>> START Material to process

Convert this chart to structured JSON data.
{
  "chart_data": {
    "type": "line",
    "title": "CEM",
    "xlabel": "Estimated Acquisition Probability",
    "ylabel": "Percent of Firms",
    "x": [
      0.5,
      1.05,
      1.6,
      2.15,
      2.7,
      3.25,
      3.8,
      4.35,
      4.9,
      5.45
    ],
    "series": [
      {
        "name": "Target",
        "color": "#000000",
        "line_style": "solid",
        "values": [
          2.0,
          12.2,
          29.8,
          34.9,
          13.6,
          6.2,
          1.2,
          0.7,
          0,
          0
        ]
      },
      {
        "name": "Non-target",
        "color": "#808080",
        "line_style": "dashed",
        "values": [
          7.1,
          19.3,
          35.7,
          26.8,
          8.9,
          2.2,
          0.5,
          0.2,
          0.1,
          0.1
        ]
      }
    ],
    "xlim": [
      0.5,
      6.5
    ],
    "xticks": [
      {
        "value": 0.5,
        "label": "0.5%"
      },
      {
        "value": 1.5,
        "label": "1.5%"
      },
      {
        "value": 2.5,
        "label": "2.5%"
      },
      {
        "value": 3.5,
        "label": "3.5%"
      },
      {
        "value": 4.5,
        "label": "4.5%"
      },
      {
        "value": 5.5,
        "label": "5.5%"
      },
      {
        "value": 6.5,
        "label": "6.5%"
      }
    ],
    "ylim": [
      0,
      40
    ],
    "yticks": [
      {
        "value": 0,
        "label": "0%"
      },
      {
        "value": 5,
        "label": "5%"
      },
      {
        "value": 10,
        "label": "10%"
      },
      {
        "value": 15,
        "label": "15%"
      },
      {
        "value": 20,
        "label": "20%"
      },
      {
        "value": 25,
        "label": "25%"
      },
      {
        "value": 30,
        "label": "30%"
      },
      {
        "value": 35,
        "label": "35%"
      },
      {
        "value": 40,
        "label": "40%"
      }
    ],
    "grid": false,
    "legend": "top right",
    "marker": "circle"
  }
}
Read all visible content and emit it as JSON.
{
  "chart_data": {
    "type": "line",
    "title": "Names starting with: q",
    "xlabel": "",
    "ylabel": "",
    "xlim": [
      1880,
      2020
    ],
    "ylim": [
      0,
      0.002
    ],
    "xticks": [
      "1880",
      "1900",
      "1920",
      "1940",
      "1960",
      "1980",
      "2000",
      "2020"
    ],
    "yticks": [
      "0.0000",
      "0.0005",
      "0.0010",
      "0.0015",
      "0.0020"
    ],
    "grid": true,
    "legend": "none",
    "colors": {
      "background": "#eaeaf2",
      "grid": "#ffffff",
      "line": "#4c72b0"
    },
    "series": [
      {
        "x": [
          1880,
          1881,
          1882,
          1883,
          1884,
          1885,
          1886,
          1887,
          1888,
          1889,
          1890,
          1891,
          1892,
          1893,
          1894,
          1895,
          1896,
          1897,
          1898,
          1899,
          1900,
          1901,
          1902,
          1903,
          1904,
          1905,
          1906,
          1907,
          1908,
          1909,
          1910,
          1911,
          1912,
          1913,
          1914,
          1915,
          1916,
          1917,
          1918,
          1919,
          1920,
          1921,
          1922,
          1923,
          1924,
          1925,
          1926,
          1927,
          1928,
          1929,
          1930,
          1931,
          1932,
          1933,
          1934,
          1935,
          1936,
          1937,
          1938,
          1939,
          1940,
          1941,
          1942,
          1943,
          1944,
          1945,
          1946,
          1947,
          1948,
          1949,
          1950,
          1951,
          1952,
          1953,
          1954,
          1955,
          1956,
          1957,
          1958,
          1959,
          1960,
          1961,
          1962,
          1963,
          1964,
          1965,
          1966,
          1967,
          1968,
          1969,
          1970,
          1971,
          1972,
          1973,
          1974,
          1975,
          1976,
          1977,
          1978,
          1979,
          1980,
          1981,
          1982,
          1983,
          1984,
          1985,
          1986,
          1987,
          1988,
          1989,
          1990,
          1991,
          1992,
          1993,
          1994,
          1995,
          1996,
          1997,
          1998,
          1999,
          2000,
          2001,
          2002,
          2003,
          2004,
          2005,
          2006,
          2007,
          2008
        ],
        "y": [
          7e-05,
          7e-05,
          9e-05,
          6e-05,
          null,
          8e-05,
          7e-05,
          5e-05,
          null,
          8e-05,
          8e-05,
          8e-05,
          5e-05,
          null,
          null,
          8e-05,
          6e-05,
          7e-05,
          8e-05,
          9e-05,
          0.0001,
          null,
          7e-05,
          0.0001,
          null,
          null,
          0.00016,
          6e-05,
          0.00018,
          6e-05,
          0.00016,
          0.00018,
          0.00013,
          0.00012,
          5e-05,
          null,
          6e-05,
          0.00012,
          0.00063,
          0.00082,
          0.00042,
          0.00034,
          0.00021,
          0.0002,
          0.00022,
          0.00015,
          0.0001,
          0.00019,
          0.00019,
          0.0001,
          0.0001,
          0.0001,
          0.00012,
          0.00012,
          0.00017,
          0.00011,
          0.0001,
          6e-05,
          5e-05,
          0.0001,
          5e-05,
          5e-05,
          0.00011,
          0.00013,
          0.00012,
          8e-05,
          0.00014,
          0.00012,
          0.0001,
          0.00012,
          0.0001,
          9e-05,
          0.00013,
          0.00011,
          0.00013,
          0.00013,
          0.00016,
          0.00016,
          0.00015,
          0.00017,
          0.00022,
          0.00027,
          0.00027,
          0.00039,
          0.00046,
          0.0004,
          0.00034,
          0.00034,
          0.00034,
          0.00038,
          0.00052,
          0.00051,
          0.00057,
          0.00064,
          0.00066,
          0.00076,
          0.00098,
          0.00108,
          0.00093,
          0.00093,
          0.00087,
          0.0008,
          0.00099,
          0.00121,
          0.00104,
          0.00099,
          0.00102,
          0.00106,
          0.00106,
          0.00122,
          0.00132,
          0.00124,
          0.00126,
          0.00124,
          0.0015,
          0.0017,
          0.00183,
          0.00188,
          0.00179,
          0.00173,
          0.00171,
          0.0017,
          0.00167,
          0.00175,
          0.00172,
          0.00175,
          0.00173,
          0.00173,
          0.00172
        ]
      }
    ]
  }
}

>> END Material to process

- **Task objective**
State how many lines above include the word "title", and nothing more.

- **Final answer**
2